Saved entries
Start

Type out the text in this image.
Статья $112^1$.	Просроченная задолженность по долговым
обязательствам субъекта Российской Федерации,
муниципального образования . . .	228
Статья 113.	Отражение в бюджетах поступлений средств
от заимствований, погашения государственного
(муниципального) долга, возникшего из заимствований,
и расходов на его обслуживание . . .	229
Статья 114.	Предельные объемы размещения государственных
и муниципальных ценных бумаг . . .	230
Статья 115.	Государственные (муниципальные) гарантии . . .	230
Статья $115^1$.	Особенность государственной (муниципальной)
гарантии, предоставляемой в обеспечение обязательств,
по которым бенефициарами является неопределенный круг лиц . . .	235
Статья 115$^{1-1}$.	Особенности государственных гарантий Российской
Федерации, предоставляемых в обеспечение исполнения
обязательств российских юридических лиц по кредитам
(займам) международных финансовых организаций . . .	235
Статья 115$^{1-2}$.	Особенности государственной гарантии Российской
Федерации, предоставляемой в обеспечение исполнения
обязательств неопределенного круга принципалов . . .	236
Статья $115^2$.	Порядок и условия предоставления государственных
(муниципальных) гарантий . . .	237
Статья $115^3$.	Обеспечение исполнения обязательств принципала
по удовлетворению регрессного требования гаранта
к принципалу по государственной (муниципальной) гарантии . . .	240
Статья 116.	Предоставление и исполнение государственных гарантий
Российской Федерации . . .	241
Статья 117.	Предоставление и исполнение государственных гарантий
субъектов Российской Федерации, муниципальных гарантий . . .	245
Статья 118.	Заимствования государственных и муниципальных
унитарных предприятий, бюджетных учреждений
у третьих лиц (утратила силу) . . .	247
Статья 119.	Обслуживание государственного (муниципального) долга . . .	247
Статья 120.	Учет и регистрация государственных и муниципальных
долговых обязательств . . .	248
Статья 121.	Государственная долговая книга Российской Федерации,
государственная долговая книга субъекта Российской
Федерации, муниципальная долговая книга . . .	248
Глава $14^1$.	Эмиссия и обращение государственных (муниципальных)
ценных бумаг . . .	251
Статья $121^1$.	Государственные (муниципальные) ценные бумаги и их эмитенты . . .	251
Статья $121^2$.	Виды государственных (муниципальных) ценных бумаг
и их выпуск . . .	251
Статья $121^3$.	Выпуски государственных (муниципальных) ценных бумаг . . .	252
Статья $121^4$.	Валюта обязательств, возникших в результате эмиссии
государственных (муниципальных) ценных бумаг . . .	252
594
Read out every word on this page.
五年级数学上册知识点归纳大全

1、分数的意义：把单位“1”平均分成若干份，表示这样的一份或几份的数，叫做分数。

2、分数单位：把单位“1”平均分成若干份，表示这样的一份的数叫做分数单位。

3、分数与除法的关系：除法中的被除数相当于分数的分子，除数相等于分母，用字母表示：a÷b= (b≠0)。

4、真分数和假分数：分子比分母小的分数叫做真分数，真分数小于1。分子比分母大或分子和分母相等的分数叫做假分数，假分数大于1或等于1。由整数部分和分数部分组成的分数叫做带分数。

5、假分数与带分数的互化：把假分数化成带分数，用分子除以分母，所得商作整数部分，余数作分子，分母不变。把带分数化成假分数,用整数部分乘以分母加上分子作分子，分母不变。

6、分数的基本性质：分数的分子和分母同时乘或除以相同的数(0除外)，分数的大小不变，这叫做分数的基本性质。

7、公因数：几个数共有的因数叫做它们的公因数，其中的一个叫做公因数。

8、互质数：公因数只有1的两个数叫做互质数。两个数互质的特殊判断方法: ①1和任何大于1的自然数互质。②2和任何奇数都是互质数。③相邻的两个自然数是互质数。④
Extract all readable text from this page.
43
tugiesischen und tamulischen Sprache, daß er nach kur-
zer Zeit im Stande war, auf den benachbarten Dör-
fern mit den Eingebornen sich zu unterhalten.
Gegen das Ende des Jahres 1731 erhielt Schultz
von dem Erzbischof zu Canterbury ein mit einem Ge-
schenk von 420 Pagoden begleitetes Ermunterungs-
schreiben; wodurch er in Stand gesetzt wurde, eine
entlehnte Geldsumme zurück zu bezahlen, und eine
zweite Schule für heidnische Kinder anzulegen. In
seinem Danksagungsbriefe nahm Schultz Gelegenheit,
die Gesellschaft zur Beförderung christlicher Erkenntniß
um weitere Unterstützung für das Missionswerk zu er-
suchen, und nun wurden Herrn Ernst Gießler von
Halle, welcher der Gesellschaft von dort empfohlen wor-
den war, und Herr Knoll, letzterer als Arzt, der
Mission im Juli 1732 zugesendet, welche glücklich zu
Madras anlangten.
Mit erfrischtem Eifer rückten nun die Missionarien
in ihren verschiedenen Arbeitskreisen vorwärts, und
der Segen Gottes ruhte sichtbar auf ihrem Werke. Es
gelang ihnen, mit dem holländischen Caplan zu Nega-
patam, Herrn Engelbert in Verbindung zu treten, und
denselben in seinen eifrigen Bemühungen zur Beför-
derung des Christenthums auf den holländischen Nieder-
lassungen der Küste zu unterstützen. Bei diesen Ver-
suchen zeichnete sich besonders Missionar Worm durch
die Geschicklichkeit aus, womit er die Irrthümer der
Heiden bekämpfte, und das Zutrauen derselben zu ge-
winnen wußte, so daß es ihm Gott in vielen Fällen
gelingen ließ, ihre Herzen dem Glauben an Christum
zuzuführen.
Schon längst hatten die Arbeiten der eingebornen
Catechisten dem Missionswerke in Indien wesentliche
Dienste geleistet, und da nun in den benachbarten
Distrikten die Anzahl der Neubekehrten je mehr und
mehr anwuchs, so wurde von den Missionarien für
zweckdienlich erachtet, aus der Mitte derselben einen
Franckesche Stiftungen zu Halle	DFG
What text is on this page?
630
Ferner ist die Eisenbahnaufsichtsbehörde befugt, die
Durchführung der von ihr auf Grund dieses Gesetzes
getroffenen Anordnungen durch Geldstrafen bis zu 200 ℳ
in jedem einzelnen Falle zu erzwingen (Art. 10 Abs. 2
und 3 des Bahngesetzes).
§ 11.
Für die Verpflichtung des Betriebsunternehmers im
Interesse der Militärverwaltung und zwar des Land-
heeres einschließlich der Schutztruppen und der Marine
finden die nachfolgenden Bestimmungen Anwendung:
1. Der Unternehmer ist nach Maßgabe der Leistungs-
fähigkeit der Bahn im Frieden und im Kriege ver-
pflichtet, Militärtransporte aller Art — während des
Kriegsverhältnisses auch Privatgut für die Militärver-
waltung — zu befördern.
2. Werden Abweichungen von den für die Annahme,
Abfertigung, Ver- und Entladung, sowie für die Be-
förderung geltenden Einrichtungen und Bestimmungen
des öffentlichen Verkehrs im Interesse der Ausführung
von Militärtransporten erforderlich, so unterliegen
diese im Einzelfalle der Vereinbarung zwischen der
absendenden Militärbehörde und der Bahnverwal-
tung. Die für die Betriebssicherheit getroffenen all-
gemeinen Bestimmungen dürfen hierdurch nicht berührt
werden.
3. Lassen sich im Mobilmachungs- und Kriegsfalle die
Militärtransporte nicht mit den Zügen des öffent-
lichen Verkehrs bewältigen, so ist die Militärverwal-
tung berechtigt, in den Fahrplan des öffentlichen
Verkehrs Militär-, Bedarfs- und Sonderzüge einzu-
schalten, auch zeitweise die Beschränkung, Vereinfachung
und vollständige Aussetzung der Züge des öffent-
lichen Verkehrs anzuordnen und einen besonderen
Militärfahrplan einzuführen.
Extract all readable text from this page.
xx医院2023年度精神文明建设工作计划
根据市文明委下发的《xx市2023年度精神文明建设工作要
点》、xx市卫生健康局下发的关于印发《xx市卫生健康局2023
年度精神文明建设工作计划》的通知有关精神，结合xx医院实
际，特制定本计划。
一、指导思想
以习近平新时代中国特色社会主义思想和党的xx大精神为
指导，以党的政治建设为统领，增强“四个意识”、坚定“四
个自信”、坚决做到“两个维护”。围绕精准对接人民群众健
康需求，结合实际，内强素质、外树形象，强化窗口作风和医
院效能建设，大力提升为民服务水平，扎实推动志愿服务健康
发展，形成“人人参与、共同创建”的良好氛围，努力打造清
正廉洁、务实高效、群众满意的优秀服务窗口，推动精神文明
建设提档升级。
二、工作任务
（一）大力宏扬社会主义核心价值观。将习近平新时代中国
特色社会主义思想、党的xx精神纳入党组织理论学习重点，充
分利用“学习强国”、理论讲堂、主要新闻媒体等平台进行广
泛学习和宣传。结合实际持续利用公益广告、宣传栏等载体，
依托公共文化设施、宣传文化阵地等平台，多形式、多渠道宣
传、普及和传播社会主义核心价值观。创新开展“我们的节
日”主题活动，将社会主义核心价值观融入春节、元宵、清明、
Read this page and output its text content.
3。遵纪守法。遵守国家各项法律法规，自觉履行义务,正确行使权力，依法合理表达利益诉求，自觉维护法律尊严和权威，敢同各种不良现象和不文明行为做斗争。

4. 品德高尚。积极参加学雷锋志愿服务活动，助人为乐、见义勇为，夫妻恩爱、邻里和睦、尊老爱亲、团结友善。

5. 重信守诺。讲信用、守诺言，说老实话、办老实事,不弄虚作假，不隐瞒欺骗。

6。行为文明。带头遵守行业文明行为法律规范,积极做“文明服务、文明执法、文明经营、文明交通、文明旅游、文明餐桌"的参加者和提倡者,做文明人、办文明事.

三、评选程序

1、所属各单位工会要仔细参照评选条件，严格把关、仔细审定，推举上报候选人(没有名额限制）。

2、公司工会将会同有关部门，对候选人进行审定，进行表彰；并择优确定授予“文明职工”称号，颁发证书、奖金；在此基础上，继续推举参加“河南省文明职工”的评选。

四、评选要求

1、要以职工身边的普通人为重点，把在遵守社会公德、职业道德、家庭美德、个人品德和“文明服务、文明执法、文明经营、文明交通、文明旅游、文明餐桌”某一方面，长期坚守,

End

Work to do
Locate the string "субъекта" in the listing above and copy every line where it occurs.

Answer for the task
обязательствам субъекта Российской Федерации,
государственная долговая книга субъекта Российской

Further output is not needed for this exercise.